GIVEN DATA:

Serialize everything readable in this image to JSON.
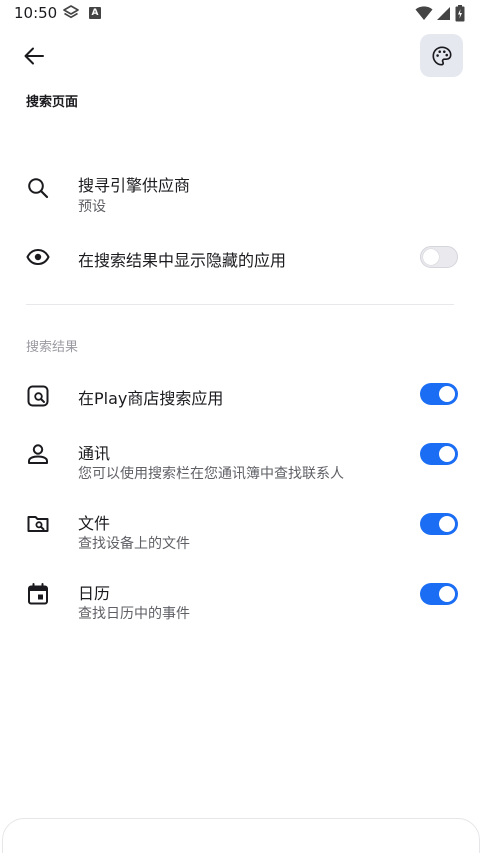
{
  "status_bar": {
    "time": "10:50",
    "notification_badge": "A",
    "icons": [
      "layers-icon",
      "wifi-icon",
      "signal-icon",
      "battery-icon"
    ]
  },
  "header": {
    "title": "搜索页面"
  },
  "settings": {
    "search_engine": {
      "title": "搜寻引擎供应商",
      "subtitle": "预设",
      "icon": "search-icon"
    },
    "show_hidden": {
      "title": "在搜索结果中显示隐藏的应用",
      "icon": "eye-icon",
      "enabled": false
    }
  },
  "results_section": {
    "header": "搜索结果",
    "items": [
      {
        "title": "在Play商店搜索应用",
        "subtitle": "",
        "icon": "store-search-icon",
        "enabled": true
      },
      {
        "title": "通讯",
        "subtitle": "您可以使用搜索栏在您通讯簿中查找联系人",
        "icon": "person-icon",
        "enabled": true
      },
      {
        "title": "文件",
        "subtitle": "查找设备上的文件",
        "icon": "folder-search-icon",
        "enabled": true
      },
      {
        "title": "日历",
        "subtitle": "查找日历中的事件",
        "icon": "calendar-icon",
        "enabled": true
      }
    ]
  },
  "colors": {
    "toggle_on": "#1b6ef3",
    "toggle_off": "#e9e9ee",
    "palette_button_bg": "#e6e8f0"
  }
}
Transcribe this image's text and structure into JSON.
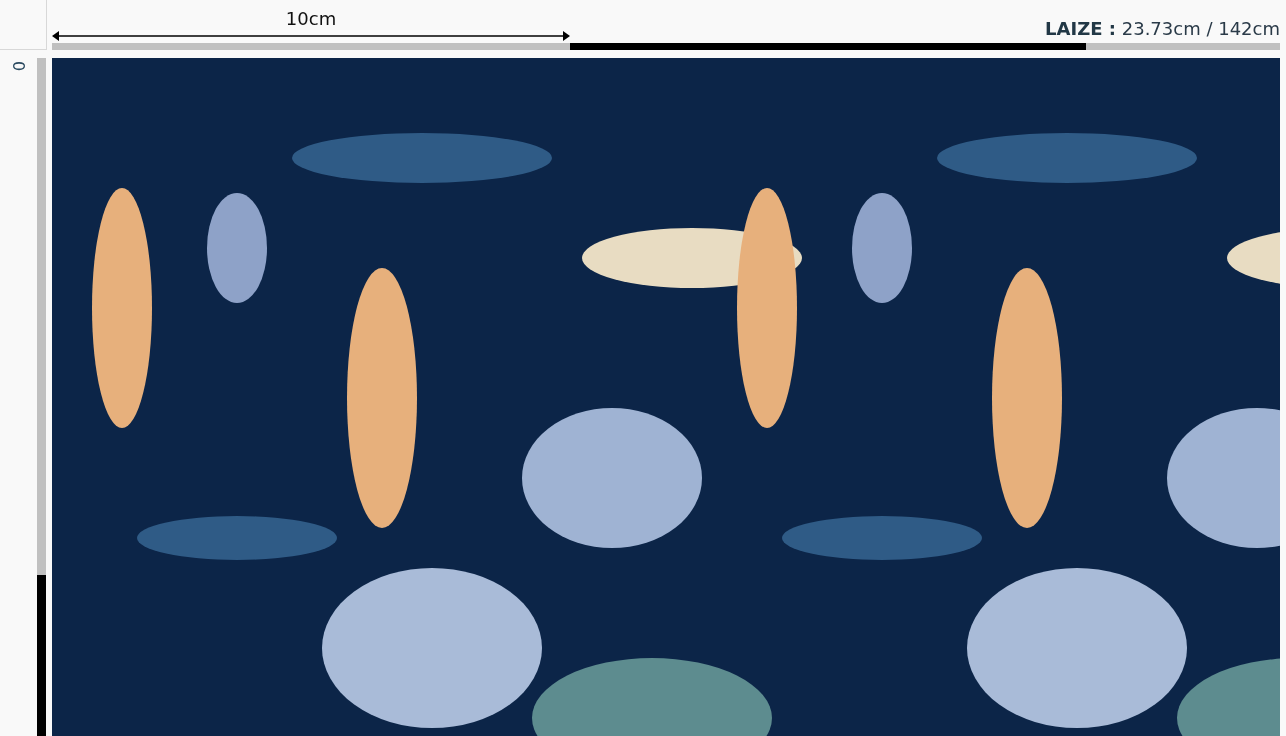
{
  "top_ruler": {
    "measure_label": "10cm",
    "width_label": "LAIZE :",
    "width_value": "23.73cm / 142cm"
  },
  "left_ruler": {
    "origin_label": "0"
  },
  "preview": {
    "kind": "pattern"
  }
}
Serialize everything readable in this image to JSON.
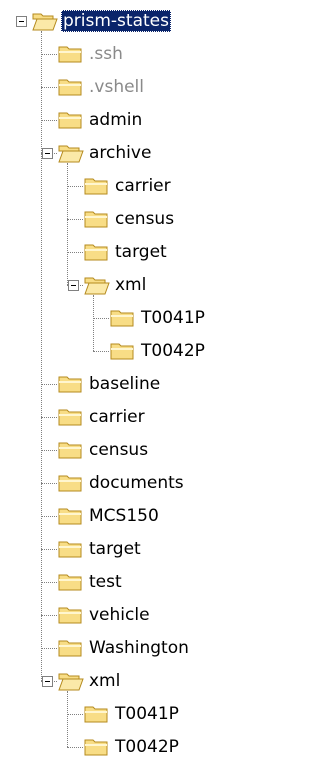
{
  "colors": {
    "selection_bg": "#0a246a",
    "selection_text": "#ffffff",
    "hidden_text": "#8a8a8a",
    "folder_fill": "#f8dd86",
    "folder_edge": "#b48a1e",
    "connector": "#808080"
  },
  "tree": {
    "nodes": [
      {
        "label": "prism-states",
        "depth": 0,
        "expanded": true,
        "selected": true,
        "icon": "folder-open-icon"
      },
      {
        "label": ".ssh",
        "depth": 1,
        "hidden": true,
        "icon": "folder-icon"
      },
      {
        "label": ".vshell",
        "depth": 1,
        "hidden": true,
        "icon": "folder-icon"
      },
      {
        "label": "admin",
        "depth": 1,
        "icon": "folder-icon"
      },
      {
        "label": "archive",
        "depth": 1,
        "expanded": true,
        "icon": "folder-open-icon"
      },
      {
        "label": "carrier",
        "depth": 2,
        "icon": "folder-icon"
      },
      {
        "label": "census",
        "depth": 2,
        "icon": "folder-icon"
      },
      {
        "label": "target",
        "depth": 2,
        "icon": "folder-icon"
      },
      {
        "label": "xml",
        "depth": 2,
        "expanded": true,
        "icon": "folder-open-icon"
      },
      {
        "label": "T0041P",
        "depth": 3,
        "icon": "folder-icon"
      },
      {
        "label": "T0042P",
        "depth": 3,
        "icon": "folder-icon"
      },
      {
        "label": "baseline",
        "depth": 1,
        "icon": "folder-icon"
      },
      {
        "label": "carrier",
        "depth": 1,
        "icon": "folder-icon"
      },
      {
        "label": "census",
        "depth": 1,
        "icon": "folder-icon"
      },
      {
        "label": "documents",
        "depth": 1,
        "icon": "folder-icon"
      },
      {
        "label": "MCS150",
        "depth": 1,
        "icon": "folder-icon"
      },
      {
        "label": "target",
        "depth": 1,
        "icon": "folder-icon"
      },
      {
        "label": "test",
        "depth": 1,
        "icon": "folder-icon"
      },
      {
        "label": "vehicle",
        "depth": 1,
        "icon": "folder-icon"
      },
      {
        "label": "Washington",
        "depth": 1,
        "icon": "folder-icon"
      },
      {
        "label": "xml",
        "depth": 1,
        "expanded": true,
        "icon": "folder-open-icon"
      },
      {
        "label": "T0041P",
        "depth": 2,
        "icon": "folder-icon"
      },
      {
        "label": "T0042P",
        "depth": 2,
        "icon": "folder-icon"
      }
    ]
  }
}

DESCRIPTION OF THE TASK:
Print the entries above exactly, taking out only the pictures.

EXPECTED OUTPUT:
Serialize everything readable in this image to JSON.
{
  "status_bar": {
    "time": "10:50",
    "notification_badge": "A",
    "icons": [
      "layers-icon",
      "wifi-icon",
      "signal-icon",
      "battery-icon"
    ]
  },
  "header": {
    "title": "搜索页面"
  },
  "settings": {
    "search_engine": {
      "title": "搜寻引擎供应商",
      "subtitle": "预设",
      "icon": "search-icon"
    },
    "show_hidden": {
      "title": "在搜索结果中显示隐藏的应用",
      "icon": "eye-icon",
      "enabled": false
    }
  },
  "results_section": {
    "header": "搜索结果",
    "items": [
      {
        "title": "在Play商店搜索应用",
        "subtitle": "",
        "icon": "store-search-icon",
        "enabled": true
      },
      {
        "title": "通讯",
        "subtitle": "您可以使用搜索栏在您通讯簿中查找联系人",
        "icon": "person-icon",
        "enabled": true
      },
      {
        "title": "文件",
        "subtitle": "查找设备上的文件",
        "icon": "folder-search-icon",
        "enabled": true
      },
      {
        "title": "日历",
        "subtitle": "查找日历中的事件",
        "icon": "calendar-icon",
        "enabled": true
      }
    ]
  },
  "colors": {
    "toggle_on": "#1b6ef3",
    "toggle_off": "#e9e9ee",
    "palette_button_bg": "#e6e8f0"
  }
}
Transcribe this image's text and structure into JSON.
{
  "top_ruler": {
    "measure_label": "10cm",
    "width_label": "LAIZE :",
    "width_value": "23.73cm / 142cm"
  },
  "left_ruler": {
    "origin_label": "0"
  },
  "preview": {
    "kind": "pattern"
  }
}
Serialize everything readable in this image to JSON.
{
  "colors": {
    "selection_bg": "#0a246a",
    "selection_text": "#ffffff",
    "hidden_text": "#8a8a8a",
    "folder_fill": "#f8dd86",
    "folder_edge": "#b48a1e",
    "connector": "#808080"
  },
  "tree": {
    "nodes": [
      {
        "label": "prism-states",
        "depth": 0,
        "expanded": true,
        "selected": true,
        "icon": "folder-open-icon"
      },
      {
        "label": ".ssh",
        "depth": 1,
        "hidden": true,
        "icon": "folder-icon"
      },
      {
        "label": ".vshell",
        "depth": 1,
        "hidden": true,
        "icon": "folder-icon"
      },
      {
        "label": "admin",
        "depth": 1,
        "icon": "folder-icon"
      },
      {
        "label": "archive",
        "depth": 1,
        "expanded": true,
        "icon": "folder-open-icon"
      },
      {
        "label": "carrier",
        "depth": 2,
        "icon": "folder-icon"
      },
      {
        "label": "census",
        "depth": 2,
        "icon": "folder-icon"
      },
      {
        "label": "target",
        "depth": 2,
        "icon": "folder-icon"
      },
      {
        "label": "xml",
        "depth": 2,
        "expanded": true,
        "icon": "folder-open-icon"
      },
      {
        "label": "T0041P",
        "depth": 3,
        "icon": "folder-icon"
      },
      {
        "label": "T0042P",
        "depth": 3,
        "icon": "folder-icon"
      },
      {
        "label": "baseline",
        "depth": 1,
        "icon": "folder-icon"
      },
      {
        "label": "carrier",
        "depth": 1,
        "icon": "folder-icon"
      },
      {
        "label": "census",
        "depth": 1,
        "icon": "folder-icon"
      },
      {
        "label": "documents",
        "depth": 1,
        "icon": "folder-icon"
      },
      {
        "label": "MCS150",
        "depth": 1,
        "icon": "folder-icon"
      },
      {
        "label": "target",
        "depth": 1,
        "icon": "folder-icon"
      },
      {
        "label": "test",
        "depth": 1,
        "icon": "folder-icon"
      },
      {
        "label": "vehicle",
        "depth": 1,
        "icon": "folder-icon"
      },
      {
        "label": "Washington",
        "depth": 1,
        "icon": "folder-icon"
      },
      {
        "label": "xml",
        "depth": 1,
        "expanded": true,
        "icon": "folder-open-icon"
      },
      {
        "label": "T0041P",
        "depth": 2,
        "icon": "folder-icon"
      },
      {
        "label": "T0042P",
        "depth": 2,
        "icon": "folder-icon"
      }
    ]
  }
}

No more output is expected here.